Source passage
——
In Edith’s swimming class, there is a tiny infant, about six months old, the most adorable little button. I’m obsessed with her. At one point, this baby was shouting a bit, warming up to a cry, and Edith suddenly wrenched herself around in my arms, looked at the baby, and screamed. Like, this long sort of communicative howl directly at the baby. I don’t know what she meant to convey, but it was very funny and all of the adults laughed. The baby, though, burst into tears, and at that, Edith…snickered to herself. There’s no other way to describe it, she looked around at everyone with a satisfied expression and chuckled.

So. I guess she’s starting to socialize.

Planking

I was a teacher’s pet of the worst order. Not so much in school, exactly, but in artsy classes and so forth outside of school and as a young adult. That is, I was a teacher’s pet in anything I voluntarily participated in.

This morning at baby gym, all the parents were asked to hold our babies’ ankles up in an assisted plank, to help them develop their upper body strength. The entire time we had been doing “circle time” Edith had been insistently trying to crawl away from me to go see about something elsewhere she was suddenly single-mindedly focused on, and I had been dragging her back, and just as we were asked to plank our babies, I happened to be grabbing her ankles while she did her best to crawl away from me with her arms. This is something that we do quite often, and so Edith’s upper body strength is already highly developed. She has no problem with holding a plank for as long as her desire to do what she wants to do despite my opposition holds out, which is to say, forever.
——
(Annotated region listings)

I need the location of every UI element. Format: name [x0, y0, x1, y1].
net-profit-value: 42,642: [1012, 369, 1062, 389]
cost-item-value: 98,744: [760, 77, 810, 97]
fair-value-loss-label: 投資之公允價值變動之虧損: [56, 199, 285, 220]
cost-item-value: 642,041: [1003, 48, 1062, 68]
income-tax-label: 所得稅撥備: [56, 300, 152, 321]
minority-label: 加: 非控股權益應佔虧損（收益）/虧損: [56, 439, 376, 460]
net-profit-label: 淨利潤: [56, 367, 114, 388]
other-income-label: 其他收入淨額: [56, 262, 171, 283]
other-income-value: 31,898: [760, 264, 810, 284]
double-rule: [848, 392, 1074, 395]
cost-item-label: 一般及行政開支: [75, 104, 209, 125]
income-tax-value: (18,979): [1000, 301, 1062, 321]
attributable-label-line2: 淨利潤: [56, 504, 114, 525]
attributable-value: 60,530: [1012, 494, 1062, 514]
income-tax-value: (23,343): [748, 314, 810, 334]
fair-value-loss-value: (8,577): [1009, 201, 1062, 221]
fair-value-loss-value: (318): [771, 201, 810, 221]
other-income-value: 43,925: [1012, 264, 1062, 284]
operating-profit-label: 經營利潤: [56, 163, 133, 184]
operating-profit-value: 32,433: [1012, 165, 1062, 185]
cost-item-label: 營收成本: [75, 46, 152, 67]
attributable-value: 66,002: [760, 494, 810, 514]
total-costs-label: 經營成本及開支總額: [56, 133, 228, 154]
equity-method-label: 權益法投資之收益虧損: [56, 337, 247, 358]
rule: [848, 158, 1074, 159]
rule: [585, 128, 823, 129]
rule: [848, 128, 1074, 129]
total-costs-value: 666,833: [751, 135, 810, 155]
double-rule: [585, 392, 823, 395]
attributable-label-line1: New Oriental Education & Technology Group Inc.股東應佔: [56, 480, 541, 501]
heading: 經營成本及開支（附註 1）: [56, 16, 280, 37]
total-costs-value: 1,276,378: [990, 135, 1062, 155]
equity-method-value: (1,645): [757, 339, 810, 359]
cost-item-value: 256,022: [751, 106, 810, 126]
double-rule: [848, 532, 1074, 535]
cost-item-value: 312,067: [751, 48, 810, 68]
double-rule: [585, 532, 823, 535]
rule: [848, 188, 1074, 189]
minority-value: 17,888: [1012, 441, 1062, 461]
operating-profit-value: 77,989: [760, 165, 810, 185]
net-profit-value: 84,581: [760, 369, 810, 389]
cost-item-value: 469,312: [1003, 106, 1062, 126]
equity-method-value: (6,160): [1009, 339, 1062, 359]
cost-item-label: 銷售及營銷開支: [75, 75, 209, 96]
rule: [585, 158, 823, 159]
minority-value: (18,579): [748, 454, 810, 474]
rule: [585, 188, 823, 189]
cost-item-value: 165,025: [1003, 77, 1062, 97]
——
Short problem 1
Answer these questions using the passage about Edith:
(a) About how old is the infant in Edith's swimming class?
(b) What were the parents at baby gym asked to do with their babies, and for what purpose?
(c) According to the writer, in what kinds of things were they a teacher's pet?
Short problem 2
Carry on the passage about Edith from its last sentence.

Written response 1
(a) About six months old.
(b) They were asked to hold their babies' ankles up in an assisted plank to help the babies develop upper body strength.
(c) Anything the writer voluntarily participated in, such as artsy classes outside of school and activities as a young adult.

Written response 2
To anyone who had not been paying attention to our ongoing private battle of wills, it looked as if we had immediately executed a flawless plank in response to the request, and the two teachers squealed in delight at being so readily attended to, and said, “Just like Edith! Everyone look at Edith! Great job, Edith!”

I’m embarrassed to admit this. Very, very embarrassed. But I momentarily preened.

Look, I can’t help it! It’s not a conscious thing on my part, it’s something deep within me, something small and hideous, and I can’t do anything about it except try to be aware of it. It comes from being fundamentally a loser and also a lazy and shallow one, and so snatching eagerly at easily won and ultimately meaningless praise from others in lieu of actual accomplishment. I have to hide this tendency in myself from Edith because I definitely don’t want her to feel like I’m invested in her as a proxy for my ego.

Anyway, she’s definitely the strongest, funniest, most creative and intelligent baby at play gym or probably anywhere, which is just an objective fact and not something we should feel boastful about.

Birthday!

My baby turned one today! Well, technically she turns one in about three hours. I can’t believe it, the year has flown. But on the other hand, it’s hard to remember that I existed before her at all. The forty years of whatever I was doing up until her birth just seem like a dim shadowy memory, a necessary prelude to her arrival on the scene.

This afternoon, we had a little party. My mother baked a cake and so Edith had her first sugary baked good, and she didn’t hate it. Her nanny joined us, so all of her favorite people were here to pay homage to her, and we presented her with a number of gifts. At first, she was a little overwhelmed by it all, but eventually, she rose to the occasion and had a real blast. In fact, she was having so much fun that she skipped her second nap entirely. Then we went out to dinner and she had her first french fry. So overall, a red letter day.

Meanwhile, I feel completely done in, and this is after a simple and brief gathering with an easily pleased one-year-old. How will I survive the birthdays of the future?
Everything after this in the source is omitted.